Some records

┌──

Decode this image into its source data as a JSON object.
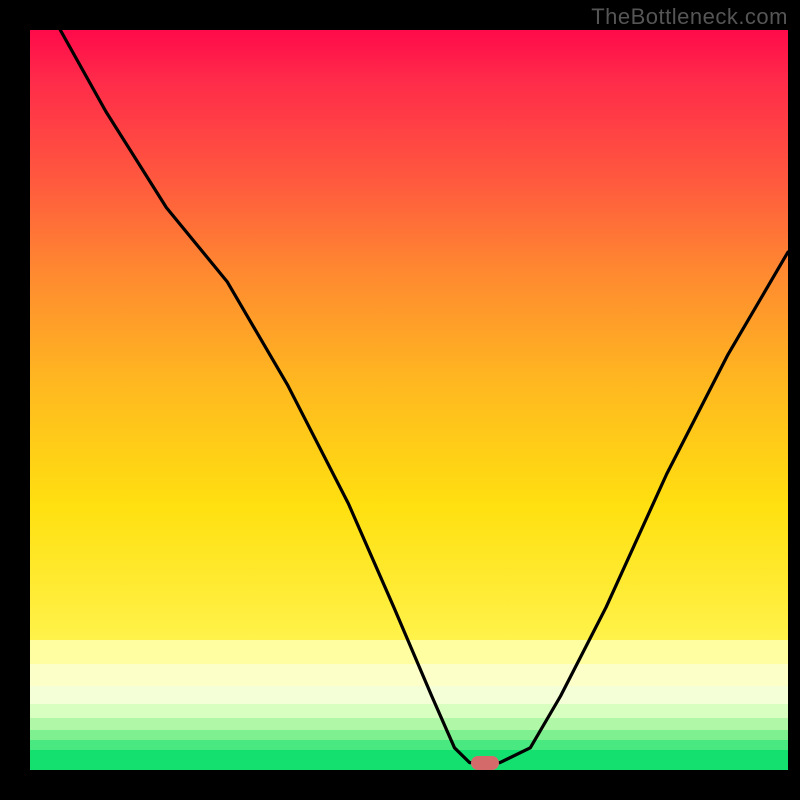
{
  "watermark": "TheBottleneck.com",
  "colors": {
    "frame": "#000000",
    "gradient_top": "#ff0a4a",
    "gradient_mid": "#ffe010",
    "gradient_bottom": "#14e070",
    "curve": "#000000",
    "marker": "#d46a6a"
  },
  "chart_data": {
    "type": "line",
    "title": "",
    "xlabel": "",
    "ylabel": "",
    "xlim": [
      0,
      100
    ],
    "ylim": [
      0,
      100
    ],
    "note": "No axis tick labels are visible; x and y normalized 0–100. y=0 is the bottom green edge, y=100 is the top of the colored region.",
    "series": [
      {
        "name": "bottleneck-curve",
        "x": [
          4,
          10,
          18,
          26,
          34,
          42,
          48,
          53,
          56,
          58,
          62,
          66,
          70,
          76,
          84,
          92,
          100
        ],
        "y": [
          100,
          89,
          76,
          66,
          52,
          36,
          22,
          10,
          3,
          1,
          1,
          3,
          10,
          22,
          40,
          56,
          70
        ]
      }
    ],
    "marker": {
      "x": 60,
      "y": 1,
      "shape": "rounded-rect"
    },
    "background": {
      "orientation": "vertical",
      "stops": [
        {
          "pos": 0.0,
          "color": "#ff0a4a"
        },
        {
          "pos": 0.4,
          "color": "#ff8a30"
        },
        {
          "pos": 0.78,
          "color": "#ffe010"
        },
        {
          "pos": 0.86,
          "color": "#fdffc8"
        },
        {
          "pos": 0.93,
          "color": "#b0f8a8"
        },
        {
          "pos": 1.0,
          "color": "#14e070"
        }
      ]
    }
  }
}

└──

■ **EXERCISE INSTRUCTIONS**
Set every line down exactly as written, leaving each picture out.

■ **TASK RESPONSE**
Decode this image into its source data as a JSON object.
{
  "watermark": "TheBottleneck.com",
  "colors": {
    "frame": "#000000",
    "gradient_top": "#ff0a4a",
    "gradient_mid": "#ffe010",
    "gradient_bottom": "#14e070",
    "curve": "#000000",
    "marker": "#d46a6a"
  },
  "chart_data": {
    "type": "line",
    "title": "",
    "xlabel": "",
    "ylabel": "",
    "xlim": [
      0,
      100
    ],
    "ylim": [
      0,
      100
    ],
    "note": "No axis tick labels are visible; x and y normalized 0–100. y=0 is the bottom green edge, y=100 is the top of the colored region.",
    "series": [
      {
        "name": "bottleneck-curve",
        "x": [
          4,
          10,
          18,
          26,
          34,
          42,
          48,
          53,
          56,
          58,
          62,
          66,
          70,
          76,
          84,
          92,
          100
        ],
        "y": [
          100,
          89,
          76,
          66,
          52,
          36,
          22,
          10,
          3,
          1,
          1,
          3,
          10,
          22,
          40,
          56,
          70
        ]
      }
    ],
    "marker": {
      "x": 60,
      "y": 1,
      "shape": "rounded-rect"
    },
    "background": {
      "orientation": "vertical",
      "stops": [
        {
          "pos": 0.0,
          "color": "#ff0a4a"
        },
        {
          "pos": 0.4,
          "color": "#ff8a30"
        },
        {
          "pos": 0.78,
          "color": "#ffe010"
        },
        {
          "pos": 0.86,
          "color": "#fdffc8"
        },
        {
          "pos": 0.93,
          "color": "#b0f8a8"
        },
        {
          "pos": 1.0,
          "color": "#14e070"
        }
      ]
    }
  }
}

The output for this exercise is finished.